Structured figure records
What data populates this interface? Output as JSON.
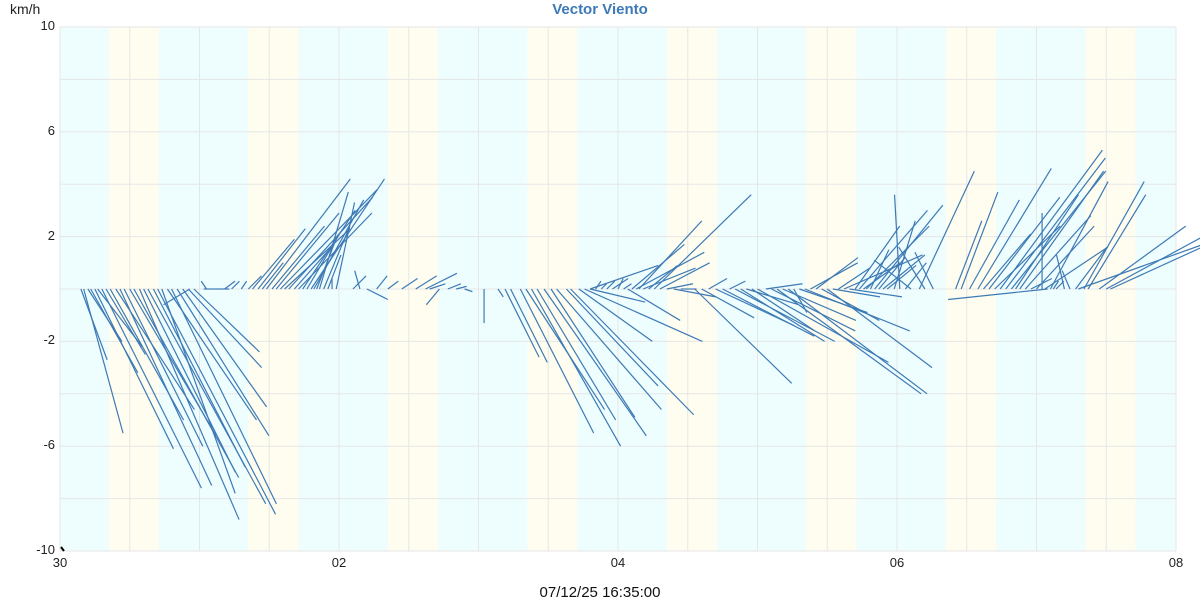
{
  "title": "Vector Viento",
  "y_unit": "km/h",
  "timestamp": "07/12/25 16:35:00",
  "colors": {
    "vector": "#3d7ab5",
    "title": "#3d7ab5",
    "night_band": "#eefdfe",
    "day_band": "#fefdf0",
    "grid": "#e6e6e6"
  },
  "y_ticks": [
    {
      "value": 10,
      "label": "10"
    },
    {
      "value": 6,
      "label": "6"
    },
    {
      "value": 2,
      "label": "2"
    },
    {
      "value": -2,
      "label": "-2"
    },
    {
      "value": -6,
      "label": "-6"
    },
    {
      "value": -10,
      "label": "-10"
    }
  ],
  "x_ticks": [
    {
      "day": 0,
      "label": "30"
    },
    {
      "day": 2,
      "label": "02"
    },
    {
      "day": 4,
      "label": "04"
    },
    {
      "day": 6,
      "label": "06"
    },
    {
      "day": 8,
      "label": "08"
    }
  ],
  "chart_data": {
    "type": "vector",
    "title": "Vector Viento",
    "xlabel": "07/12/25 16:35:00",
    "ylabel": "km/h",
    "ylim": [
      -10,
      10
    ],
    "xlim_days": [
      0,
      8
    ],
    "x_tick_labels": [
      "30",
      "02",
      "04",
      "06",
      "08"
    ],
    "y_tick_labels": [
      "10",
      "6",
      "2",
      "-2",
      "-6",
      "-10"
    ],
    "grid": true,
    "day_bands": [
      [
        0.35,
        0.71
      ],
      [
        1.35,
        1.71
      ],
      [
        2.35,
        2.71
      ],
      [
        3.35,
        2.71
      ],
      [
        4.35,
        4.71
      ],
      [
        5.35,
        5.71
      ],
      [
        6.35,
        6.71
      ],
      [
        7.35,
        7.71
      ]
    ],
    "vectors": [
      {
        "x": 0.15,
        "u": 1.0,
        "v": -2.7
      },
      {
        "x": 0.17,
        "u": 1.5,
        "v": -5.5
      },
      {
        "x": 0.2,
        "u": 1.3,
        "v": -2.0
      },
      {
        "x": 0.22,
        "u": 1.8,
        "v": -3.2
      },
      {
        "x": 0.25,
        "u": 3.0,
        "v": -6.1
      },
      {
        "x": 0.27,
        "u": 1.7,
        "v": -2.2
      },
      {
        "x": 0.3,
        "u": 3.8,
        "v": -7.6
      },
      {
        "x": 0.33,
        "u": 1.5,
        "v": -2.5
      },
      {
        "x": 0.36,
        "u": 2.8,
        "v": -5.0
      },
      {
        "x": 0.4,
        "u": 3.0,
        "v": -4.6
      },
      {
        "x": 0.43,
        "u": 3.5,
        "v": -7.5
      },
      {
        "x": 0.46,
        "u": 3.0,
        "v": -6.0
      },
      {
        "x": 0.5,
        "u": 3.3,
        "v": -5.6
      },
      {
        "x": 0.53,
        "u": 4.0,
        "v": -7.2
      },
      {
        "x": 0.57,
        "u": 3.8,
        "v": -8.8
      },
      {
        "x": 0.6,
        "u": 3.5,
        "v": -7.0
      },
      {
        "x": 0.63,
        "u": 4.5,
        "v": -8.2
      },
      {
        "x": 0.67,
        "u": 3.5,
        "v": -6.8
      },
      {
        "x": 0.7,
        "u": 4.5,
        "v": -8.6
      },
      {
        "x": 0.73,
        "u": 2.8,
        "v": -7.8
      },
      {
        "x": 0.77,
        "u": 3.4,
        "v": -5.0
      },
      {
        "x": 0.8,
        "u": 4.0,
        "v": -8.2
      },
      {
        "x": 0.84,
        "u": 3.5,
        "v": -5.6
      },
      {
        "x": 0.88,
        "u": 3.2,
        "v": -4.5
      },
      {
        "x": 0.92,
        "u": 2.8,
        "v": -3.0
      },
      {
        "x": 0.96,
        "u": 2.5,
        "v": -2.4
      },
      {
        "x": 0.93,
        "u": -1.0,
        "v": -0.6
      },
      {
        "x": 1.03,
        "u": 0.6,
        "v": 0.0
      },
      {
        "x": 1.05,
        "u": -0.2,
        "v": 0.3
      },
      {
        "x": 1.14,
        "u": 0.4,
        "v": 0.0
      },
      {
        "x": 1.18,
        "u": 0.4,
        "v": 0.3
      },
      {
        "x": 1.23,
        "u": 0.3,
        "v": 0.3
      },
      {
        "x": 1.3,
        "u": 0.2,
        "v": 0.3
      },
      {
        "x": 1.35,
        "u": 0.5,
        "v": 0.5
      },
      {
        "x": 1.38,
        "u": 1.6,
        "v": 1.9
      },
      {
        "x": 1.42,
        "u": 1.8,
        "v": 2.3
      },
      {
        "x": 1.45,
        "u": 0.8,
        "v": 1.0
      },
      {
        "x": 1.48,
        "u": 3.2,
        "v": 4.2
      },
      {
        "x": 1.52,
        "u": 2.0,
        "v": 2.4
      },
      {
        "x": 1.55,
        "u": 2.4,
        "v": 2.9
      },
      {
        "x": 1.58,
        "u": 3.7,
        "v": 3.8
      },
      {
        "x": 1.61,
        "u": 2.5,
        "v": 2.3
      },
      {
        "x": 1.64,
        "u": 3.2,
        "v": 3.5
      },
      {
        "x": 1.68,
        "u": 1.5,
        "v": 1.7
      },
      {
        "x": 1.71,
        "u": 2.8,
        "v": 2.9
      },
      {
        "x": 1.74,
        "u": 2.0,
        "v": 3.0
      },
      {
        "x": 1.77,
        "u": 1.3,
        "v": 2.2
      },
      {
        "x": 1.8,
        "u": 2.8,
        "v": 4.2
      },
      {
        "x": 1.82,
        "u": 1.9,
        "v": 3.4
      },
      {
        "x": 1.84,
        "u": 0.7,
        "v": 1.8
      },
      {
        "x": 1.86,
        "u": 1.1,
        "v": 3.7
      },
      {
        "x": 1.89,
        "u": 1.0,
        "v": 2.4
      },
      {
        "x": 1.92,
        "u": 0.5,
        "v": 1.3
      },
      {
        "x": 1.95,
        "u": 0.0,
        "v": 0.4
      },
      {
        "x": 1.98,
        "u": 0.7,
        "v": 3.3
      },
      {
        "x": 2.1,
        "u": 0.5,
        "v": 0.5
      },
      {
        "x": 2.15,
        "u": -0.2,
        "v": 0.7
      },
      {
        "x": 2.2,
        "u": 0.8,
        "v": -0.4
      },
      {
        "x": 2.27,
        "u": 0.4,
        "v": 0.5
      },
      {
        "x": 2.35,
        "u": 0.4,
        "v": 0.3
      },
      {
        "x": 2.45,
        "u": 0.6,
        "v": 0.4
      },
      {
        "x": 2.55,
        "u": 0.8,
        "v": 0.5
      },
      {
        "x": 2.62,
        "u": 1.2,
        "v": 0.6
      },
      {
        "x": 2.65,
        "u": 0.6,
        "v": 0.2
      },
      {
        "x": 2.72,
        "u": -0.5,
        "v": -0.6
      },
      {
        "x": 2.78,
        "u": 0.5,
        "v": 0.2
      },
      {
        "x": 2.84,
        "u": 0.4,
        "v": 0.1
      },
      {
        "x": 2.9,
        "u": 0.3,
        "v": -0.1
      },
      {
        "x": 3.04,
        "u": 0.0,
        "v": -1.3
      },
      {
        "x": 3.14,
        "u": 0.2,
        "v": -0.3
      },
      {
        "x": 3.19,
        "u": 1.3,
        "v": -2.6
      },
      {
        "x": 3.23,
        "u": 1.4,
        "v": -2.8
      },
      {
        "x": 3.3,
        "u": 2.8,
        "v": -5.5
      },
      {
        "x": 3.34,
        "u": 3.0,
        "v": -4.6
      },
      {
        "x": 3.38,
        "u": 3.4,
        "v": -6.0
      },
      {
        "x": 3.42,
        "u": 3.0,
        "v": -5.0
      },
      {
        "x": 3.47,
        "u": 3.9,
        "v": -5.6
      },
      {
        "x": 3.52,
        "u": 3.2,
        "v": -4.9
      },
      {
        "x": 3.56,
        "u": 4.0,
        "v": -4.6
      },
      {
        "x": 3.63,
        "u": 3.5,
        "v": -3.7
      },
      {
        "x": 3.66,
        "u": 4.7,
        "v": -4.8
      },
      {
        "x": 3.72,
        "u": 2.8,
        "v": -2.0
      },
      {
        "x": 3.76,
        "u": 4.5,
        "v": -2.0
      },
      {
        "x": 3.8,
        "u": 2.1,
        "v": -0.5
      },
      {
        "x": 3.8,
        "u": 2.6,
        "v": 0.9
      },
      {
        "x": 3.84,
        "u": 0.2,
        "v": 0.3
      },
      {
        "x": 3.88,
        "u": 0.2,
        "v": 0.2
      },
      {
        "x": 3.92,
        "u": 0.3,
        "v": 0.3
      },
      {
        "x": 3.96,
        "u": 0.6,
        "v": 0.4
      },
      {
        "x": 4.0,
        "u": 0.2,
        "v": 0.4
      },
      {
        "x": 4.04,
        "u": 0.3,
        "v": 0.2
      },
      {
        "x": 4.07,
        "u": 2.0,
        "v": -1.2
      },
      {
        "x": 4.1,
        "u": 2.0,
        "v": 1.7
      },
      {
        "x": 4.13,
        "u": 2.6,
        "v": 1.4
      },
      {
        "x": 4.15,
        "u": 2.4,
        "v": 2.6
      },
      {
        "x": 4.18,
        "u": 2.0,
        "v": 0.8
      },
      {
        "x": 4.22,
        "u": 1.1,
        "v": 0.9
      },
      {
        "x": 4.26,
        "u": 3.7,
        "v": 3.6
      },
      {
        "x": 4.3,
        "u": 1.9,
        "v": 1.0
      },
      {
        "x": 4.35,
        "u": 1.0,
        "v": 0.2
      },
      {
        "x": 4.4,
        "u": 1.6,
        "v": -0.3
      },
      {
        "x": 4.45,
        "u": 0.6,
        "v": 0.0
      },
      {
        "x": 4.55,
        "u": 3.7,
        "v": -3.6
      },
      {
        "x": 4.6,
        "u": 2.0,
        "v": -1.1
      },
      {
        "x": 4.65,
        "u": 0.7,
        "v": 0.4
      },
      {
        "x": 4.7,
        "u": 3.0,
        "v": -1.4
      },
      {
        "x": 4.75,
        "u": 3.5,
        "v": -1.8
      },
      {
        "x": 4.8,
        "u": 0.6,
        "v": 0.3
      },
      {
        "x": 4.84,
        "u": 3.8,
        "v": -2.0
      },
      {
        "x": 4.88,
        "u": 3.2,
        "v": -2.0
      },
      {
        "x": 4.92,
        "u": 2.0,
        "v": -0.6
      },
      {
        "x": 4.96,
        "u": 2.4,
        "v": -1.6
      },
      {
        "x": 5.0,
        "u": 5.0,
        "v": -2.8
      },
      {
        "x": 5.06,
        "u": 1.4,
        "v": 0.2
      },
      {
        "x": 5.1,
        "u": 3.2,
        "v": -1.6
      },
      {
        "x": 5.14,
        "u": 5.5,
        "v": -4.0
      },
      {
        "x": 5.18,
        "u": 2.8,
        "v": -1.2
      },
      {
        "x": 5.22,
        "u": 5.3,
        "v": -4.0
      },
      {
        "x": 5.26,
        "u": 0.5,
        "v": -0.9
      },
      {
        "x": 5.3,
        "u": 2.6,
        "v": -0.9
      },
      {
        "x": 5.34,
        "u": 4.0,
        "v": -1.6
      },
      {
        "x": 5.38,
        "u": 1.8,
        "v": 1.0
      },
      {
        "x": 5.42,
        "u": 1.6,
        "v": 1.2
      },
      {
        "x": 5.46,
        "u": 2.2,
        "v": -1.2
      },
      {
        "x": 5.5,
        "u": 4.0,
        "v": -3.0
      },
      {
        "x": 5.54,
        "u": 1.8,
        "v": -0.3
      },
      {
        "x": 5.58,
        "u": 1.2,
        "v": 0.8
      },
      {
        "x": 5.62,
        "u": 3.0,
        "v": 1.3
      },
      {
        "x": 5.66,
        "u": 2.0,
        "v": -0.3
      },
      {
        "x": 5.7,
        "u": 1.7,
        "v": 2.4
      },
      {
        "x": 5.73,
        "u": 2.6,
        "v": 3.0
      },
      {
        "x": 5.76,
        "u": 1.4,
        "v": 1.0
      },
      {
        "x": 5.78,
        "u": 2.4,
        "v": 2.4
      },
      {
        "x": 5.81,
        "u": 0.7,
        "v": 1.5
      },
      {
        "x": 5.84,
        "u": 2.6,
        "v": 3.2
      },
      {
        "x": 5.87,
        "u": 1.0,
        "v": 1.2
      },
      {
        "x": 5.9,
        "u": 1.6,
        "v": 1.3
      },
      {
        "x": 5.93,
        "u": 1.1,
        "v": 0.9
      },
      {
        "x": 5.98,
        "u": 0.8,
        "v": 2.6
      },
      {
        "x": 6.02,
        "u": -0.2,
        "v": 3.6
      },
      {
        "x": 6.06,
        "u": 0.8,
        "v": 1.0
      },
      {
        "x": 6.1,
        "u": -1.4,
        "v": 1.1
      },
      {
        "x": 6.16,
        "u": 2.1,
        "v": 4.5
      },
      {
        "x": 6.2,
        "u": -1.0,
        "v": 1.6
      },
      {
        "x": 6.26,
        "u": -0.7,
        "v": 1.4
      },
      {
        "x": 6.42,
        "u": 1.0,
        "v": 2.6
      },
      {
        "x": 6.46,
        "u": 1.4,
        "v": 3.7
      },
      {
        "x": 6.52,
        "u": 1.9,
        "v": 3.4
      },
      {
        "x": 6.58,
        "u": 2.8,
        "v": 4.6
      },
      {
        "x": 6.62,
        "u": 1.8,
        "v": 2.1
      },
      {
        "x": 6.66,
        "u": 2.7,
        "v": 3.5
      },
      {
        "x": 6.7,
        "u": 2.5,
        "v": 2.4
      },
      {
        "x": 6.74,
        "u": 3.9,
        "v": 5.3
      },
      {
        "x": 6.78,
        "u": 3.8,
        "v": 5.0
      },
      {
        "x": 6.82,
        "u": 3.6,
        "v": 4.5
      },
      {
        "x": 6.85,
        "u": 2.4,
        "v": 3.6
      },
      {
        "x": 6.88,
        "u": 3.2,
        "v": 4.5
      },
      {
        "x": 6.92,
        "u": 2.5,
        "v": 2.8
      },
      {
        "x": 6.96,
        "u": 0.8,
        "v": 0.4
      },
      {
        "x": 7.0,
        "u": 2.2,
        "v": 2.4
      },
      {
        "x": 7.04,
        "u": 0.0,
        "v": 2.9
      },
      {
        "x": 7.06,
        "u": 2.4,
        "v": 1.6
      },
      {
        "x": 7.1,
        "u": 2.2,
        "v": 4.1
      },
      {
        "x": 7.08,
        "u": -3.8,
        "v": -0.4
      },
      {
        "x": 7.12,
        "u": 0.2,
        "v": 0.3
      },
      {
        "x": 7.14,
        "u": 0.3,
        "v": 0.3
      },
      {
        "x": 7.2,
        "u": -0.3,
        "v": 1.3
      },
      {
        "x": 7.24,
        "u": -0.3,
        "v": 0.7
      },
      {
        "x": 7.28,
        "u": 1.2,
        "v": 1.6
      },
      {
        "x": 7.3,
        "u": 5.6,
        "v": 2.0
      },
      {
        "x": 7.34,
        "u": 2.3,
        "v": 4.1
      },
      {
        "x": 7.37,
        "u": 2.2,
        "v": 3.6
      },
      {
        "x": 7.45,
        "u": 3.3,
        "v": 2.4
      },
      {
        "x": 7.5,
        "u": 4.8,
        "v": 2.6
      },
      {
        "x": 7.53,
        "u": 4.6,
        "v": 2.1
      }
    ]
  }
}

> [Request] Look for the word "title" in every line of the listing and copy the lines that have it.

> [Correct result]
  "title": "Vector Viento",
    "title": "#3d7ab5",
    "title": "Vector Viento",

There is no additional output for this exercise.